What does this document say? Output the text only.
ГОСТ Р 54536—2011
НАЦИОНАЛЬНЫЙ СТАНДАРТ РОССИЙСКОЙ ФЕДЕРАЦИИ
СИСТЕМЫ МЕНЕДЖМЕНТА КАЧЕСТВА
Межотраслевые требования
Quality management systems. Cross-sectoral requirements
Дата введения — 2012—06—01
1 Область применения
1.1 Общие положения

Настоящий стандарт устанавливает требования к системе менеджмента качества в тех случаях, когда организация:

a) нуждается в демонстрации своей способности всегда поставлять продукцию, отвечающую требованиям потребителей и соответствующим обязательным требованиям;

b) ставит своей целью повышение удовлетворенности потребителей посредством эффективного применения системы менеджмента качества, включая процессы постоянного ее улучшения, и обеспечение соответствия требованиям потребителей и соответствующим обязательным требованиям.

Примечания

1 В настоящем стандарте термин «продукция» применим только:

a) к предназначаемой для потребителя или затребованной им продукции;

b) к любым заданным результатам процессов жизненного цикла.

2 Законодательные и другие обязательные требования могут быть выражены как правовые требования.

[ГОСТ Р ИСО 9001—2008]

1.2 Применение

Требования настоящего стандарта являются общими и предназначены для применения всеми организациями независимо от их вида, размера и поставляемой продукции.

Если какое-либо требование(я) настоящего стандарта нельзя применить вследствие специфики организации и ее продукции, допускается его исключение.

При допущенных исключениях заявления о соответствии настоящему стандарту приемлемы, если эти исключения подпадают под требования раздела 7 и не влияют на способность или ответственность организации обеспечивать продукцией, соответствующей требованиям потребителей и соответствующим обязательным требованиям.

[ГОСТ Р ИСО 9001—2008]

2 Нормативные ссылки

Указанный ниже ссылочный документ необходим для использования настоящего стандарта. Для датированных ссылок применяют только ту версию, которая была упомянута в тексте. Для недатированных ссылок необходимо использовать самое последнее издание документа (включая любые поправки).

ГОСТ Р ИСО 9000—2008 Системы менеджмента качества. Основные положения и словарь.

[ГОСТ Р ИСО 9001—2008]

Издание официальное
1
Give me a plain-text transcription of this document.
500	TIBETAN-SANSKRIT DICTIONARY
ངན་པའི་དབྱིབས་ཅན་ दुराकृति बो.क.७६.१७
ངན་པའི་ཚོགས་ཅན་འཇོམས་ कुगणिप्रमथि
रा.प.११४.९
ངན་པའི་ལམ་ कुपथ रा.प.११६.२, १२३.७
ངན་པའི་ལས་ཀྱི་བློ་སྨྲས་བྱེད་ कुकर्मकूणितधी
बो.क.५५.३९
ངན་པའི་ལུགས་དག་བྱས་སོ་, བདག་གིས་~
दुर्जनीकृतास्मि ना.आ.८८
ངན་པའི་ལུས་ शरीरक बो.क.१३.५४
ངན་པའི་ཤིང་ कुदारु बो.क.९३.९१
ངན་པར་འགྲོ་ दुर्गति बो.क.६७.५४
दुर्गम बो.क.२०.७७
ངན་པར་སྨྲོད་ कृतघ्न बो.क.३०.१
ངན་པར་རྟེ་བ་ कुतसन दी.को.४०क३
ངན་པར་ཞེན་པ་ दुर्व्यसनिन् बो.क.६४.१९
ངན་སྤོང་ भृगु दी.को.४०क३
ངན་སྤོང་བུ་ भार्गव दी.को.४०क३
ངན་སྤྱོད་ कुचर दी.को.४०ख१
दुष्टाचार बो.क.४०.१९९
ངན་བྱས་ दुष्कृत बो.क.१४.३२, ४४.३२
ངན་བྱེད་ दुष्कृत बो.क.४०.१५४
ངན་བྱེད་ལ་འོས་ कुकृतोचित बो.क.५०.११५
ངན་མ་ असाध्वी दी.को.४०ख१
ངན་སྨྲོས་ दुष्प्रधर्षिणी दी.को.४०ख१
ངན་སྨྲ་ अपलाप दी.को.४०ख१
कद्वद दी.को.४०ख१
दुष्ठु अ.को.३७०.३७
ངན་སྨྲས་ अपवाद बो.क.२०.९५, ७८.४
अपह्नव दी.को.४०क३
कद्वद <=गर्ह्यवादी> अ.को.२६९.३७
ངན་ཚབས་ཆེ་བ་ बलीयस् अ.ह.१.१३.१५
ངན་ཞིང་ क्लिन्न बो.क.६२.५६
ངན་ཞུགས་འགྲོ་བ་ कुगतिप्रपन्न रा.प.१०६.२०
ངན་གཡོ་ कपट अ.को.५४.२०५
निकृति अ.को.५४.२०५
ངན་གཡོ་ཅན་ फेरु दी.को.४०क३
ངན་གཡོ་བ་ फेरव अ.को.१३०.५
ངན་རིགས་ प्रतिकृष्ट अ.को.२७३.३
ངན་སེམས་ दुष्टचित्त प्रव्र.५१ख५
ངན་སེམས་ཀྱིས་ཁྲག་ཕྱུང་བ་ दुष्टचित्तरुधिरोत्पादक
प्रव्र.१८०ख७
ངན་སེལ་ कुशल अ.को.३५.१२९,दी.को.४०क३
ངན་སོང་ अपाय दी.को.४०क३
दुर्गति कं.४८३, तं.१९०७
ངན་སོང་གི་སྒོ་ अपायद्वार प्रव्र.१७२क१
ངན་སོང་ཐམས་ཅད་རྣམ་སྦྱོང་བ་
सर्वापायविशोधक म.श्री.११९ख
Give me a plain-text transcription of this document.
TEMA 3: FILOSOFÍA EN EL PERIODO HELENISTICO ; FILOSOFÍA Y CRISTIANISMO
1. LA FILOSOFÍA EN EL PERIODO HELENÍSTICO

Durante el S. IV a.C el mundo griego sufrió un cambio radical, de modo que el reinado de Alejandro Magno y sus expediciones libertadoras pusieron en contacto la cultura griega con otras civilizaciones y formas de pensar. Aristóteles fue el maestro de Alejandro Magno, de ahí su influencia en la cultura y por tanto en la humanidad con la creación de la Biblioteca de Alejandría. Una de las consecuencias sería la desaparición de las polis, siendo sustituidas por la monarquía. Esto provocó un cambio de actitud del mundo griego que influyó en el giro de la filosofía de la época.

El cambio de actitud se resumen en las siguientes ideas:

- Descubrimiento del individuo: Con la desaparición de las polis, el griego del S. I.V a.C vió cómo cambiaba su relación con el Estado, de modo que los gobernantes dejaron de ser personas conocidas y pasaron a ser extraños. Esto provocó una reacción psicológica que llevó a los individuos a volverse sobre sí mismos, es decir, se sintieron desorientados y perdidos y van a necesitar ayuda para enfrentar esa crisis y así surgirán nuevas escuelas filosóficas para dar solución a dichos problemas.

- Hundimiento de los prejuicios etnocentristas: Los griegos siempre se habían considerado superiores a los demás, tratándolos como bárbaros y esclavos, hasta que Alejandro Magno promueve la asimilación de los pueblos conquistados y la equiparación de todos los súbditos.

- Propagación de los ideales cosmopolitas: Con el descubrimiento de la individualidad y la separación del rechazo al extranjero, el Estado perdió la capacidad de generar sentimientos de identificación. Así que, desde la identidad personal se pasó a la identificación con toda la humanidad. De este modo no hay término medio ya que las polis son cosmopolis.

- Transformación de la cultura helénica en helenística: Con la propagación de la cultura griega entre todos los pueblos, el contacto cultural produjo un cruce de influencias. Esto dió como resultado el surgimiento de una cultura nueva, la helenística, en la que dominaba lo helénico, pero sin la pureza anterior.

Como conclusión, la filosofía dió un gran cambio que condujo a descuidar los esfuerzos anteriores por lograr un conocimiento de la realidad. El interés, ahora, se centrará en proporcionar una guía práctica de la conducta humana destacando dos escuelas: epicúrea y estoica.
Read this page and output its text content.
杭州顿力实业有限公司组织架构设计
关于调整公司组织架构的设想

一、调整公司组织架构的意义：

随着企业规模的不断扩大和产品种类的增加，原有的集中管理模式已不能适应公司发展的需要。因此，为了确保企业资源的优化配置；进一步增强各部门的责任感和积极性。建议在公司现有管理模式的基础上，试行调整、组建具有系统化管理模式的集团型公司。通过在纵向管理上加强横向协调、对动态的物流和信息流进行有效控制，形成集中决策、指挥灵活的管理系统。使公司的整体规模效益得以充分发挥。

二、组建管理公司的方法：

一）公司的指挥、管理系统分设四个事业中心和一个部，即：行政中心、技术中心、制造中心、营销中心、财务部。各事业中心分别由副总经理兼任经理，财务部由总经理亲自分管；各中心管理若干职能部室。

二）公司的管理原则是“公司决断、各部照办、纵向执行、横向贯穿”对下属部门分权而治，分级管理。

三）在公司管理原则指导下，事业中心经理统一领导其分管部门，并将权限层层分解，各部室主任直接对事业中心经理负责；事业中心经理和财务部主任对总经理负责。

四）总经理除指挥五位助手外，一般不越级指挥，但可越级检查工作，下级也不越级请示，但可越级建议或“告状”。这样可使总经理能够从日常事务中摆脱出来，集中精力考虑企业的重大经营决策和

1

• • • •

REQUIRED TASK — Search the lines above for the string "соответствующим" and copy each line that has it.

EXERCISE RESULT —
a) нуждается в демонстрации своей способности всегда поставлять продукцию, отвечающую требованиям потребителей и соответствующим обязательным требованиям;
b) ставит своей целью повышение удовлетворенности потребителей посредством эффективного применения системы менеджмента качества, включая процессы постоянного ее улучшения, и обеспечение соответствия требованиям потребителей и соответствующим обязательным требованиям.
При допущенных исключениях заявления о соответствии настоящему стандарту приемлемы, если эти исключения подпадают под требования раздела 7 и не влияют на способность или ответственность организации обеспечивать продукцией, соответствующей требованиям потребителей и соответствующим обязательным требованиям.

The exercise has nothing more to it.